## What you need to do
Where a line holds the string "this", return that line.

## Source material
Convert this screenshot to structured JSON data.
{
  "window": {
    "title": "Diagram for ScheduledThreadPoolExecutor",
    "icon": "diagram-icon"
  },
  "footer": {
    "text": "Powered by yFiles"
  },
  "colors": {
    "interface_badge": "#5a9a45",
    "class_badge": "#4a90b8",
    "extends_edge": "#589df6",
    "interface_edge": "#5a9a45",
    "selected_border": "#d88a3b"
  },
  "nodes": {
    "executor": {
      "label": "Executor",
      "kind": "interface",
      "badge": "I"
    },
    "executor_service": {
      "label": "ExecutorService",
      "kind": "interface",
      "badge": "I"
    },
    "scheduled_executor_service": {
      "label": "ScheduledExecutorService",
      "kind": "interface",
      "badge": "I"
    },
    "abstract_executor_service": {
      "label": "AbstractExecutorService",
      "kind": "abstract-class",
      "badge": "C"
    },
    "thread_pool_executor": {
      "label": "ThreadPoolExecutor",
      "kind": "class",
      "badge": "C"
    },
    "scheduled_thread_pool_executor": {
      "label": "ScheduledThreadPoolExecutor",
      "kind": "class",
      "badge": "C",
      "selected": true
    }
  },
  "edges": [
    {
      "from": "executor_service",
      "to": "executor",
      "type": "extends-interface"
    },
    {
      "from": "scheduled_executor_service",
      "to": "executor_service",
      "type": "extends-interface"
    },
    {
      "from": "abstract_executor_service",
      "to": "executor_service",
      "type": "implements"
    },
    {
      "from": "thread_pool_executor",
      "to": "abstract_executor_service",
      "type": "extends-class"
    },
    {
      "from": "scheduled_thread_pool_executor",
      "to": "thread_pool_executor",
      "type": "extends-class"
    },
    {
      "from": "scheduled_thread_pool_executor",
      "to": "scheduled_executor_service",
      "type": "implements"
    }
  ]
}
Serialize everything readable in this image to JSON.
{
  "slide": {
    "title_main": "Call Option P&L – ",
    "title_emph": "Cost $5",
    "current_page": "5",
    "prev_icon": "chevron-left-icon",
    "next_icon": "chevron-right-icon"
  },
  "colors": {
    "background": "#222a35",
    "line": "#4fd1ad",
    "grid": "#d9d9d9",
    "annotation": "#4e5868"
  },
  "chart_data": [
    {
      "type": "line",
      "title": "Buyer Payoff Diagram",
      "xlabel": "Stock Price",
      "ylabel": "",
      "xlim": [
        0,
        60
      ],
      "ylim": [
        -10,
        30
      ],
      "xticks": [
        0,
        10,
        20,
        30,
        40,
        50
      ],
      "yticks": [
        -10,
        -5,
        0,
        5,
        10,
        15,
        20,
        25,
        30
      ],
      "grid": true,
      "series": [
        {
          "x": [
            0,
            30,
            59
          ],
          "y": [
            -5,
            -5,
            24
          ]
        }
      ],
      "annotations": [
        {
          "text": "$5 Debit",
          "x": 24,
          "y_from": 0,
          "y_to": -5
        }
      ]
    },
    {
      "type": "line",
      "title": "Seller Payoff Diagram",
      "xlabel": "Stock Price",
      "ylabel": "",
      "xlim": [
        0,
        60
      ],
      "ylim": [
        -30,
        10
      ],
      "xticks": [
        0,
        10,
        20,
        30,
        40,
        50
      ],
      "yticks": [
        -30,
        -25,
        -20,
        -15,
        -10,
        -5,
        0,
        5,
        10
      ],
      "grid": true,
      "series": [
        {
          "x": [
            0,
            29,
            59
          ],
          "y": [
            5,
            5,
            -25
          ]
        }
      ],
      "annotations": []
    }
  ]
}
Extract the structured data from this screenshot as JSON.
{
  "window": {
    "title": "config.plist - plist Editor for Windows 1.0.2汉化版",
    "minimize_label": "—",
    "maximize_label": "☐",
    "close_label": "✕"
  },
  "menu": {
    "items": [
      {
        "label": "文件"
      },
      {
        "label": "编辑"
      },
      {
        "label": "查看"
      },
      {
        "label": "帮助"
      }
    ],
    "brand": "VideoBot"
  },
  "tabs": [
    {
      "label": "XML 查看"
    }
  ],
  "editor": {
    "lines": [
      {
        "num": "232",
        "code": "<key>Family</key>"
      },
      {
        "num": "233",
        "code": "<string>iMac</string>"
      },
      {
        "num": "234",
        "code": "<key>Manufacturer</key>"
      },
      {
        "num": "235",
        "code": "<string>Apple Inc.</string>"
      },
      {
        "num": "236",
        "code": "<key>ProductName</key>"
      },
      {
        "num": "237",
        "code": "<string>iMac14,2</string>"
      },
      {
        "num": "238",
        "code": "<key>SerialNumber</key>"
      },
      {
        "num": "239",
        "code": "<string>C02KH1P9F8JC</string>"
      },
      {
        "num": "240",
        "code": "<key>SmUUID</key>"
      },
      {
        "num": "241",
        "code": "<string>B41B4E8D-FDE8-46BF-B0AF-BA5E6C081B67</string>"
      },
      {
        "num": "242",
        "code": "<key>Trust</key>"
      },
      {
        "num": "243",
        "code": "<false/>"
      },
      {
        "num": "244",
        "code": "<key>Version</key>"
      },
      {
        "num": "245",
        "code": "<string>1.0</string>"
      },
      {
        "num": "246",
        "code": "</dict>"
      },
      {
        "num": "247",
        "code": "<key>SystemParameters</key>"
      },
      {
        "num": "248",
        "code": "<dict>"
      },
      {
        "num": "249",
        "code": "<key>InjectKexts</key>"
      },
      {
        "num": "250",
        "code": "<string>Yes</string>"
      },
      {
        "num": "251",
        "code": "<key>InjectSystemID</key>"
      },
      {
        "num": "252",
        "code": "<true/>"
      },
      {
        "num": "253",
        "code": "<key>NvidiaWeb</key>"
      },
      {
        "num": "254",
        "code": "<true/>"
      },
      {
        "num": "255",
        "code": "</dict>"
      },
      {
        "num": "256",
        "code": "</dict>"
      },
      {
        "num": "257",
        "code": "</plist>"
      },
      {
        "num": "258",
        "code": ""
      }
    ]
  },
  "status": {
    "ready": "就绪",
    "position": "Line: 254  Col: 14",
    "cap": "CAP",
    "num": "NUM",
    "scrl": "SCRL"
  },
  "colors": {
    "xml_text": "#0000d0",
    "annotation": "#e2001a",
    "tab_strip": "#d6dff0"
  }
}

## Exercise response
Convert this screenshot to structured JSON data.
Serialize everything readable in this image to JSON.
Extract the structured data from this screenshot as JSON.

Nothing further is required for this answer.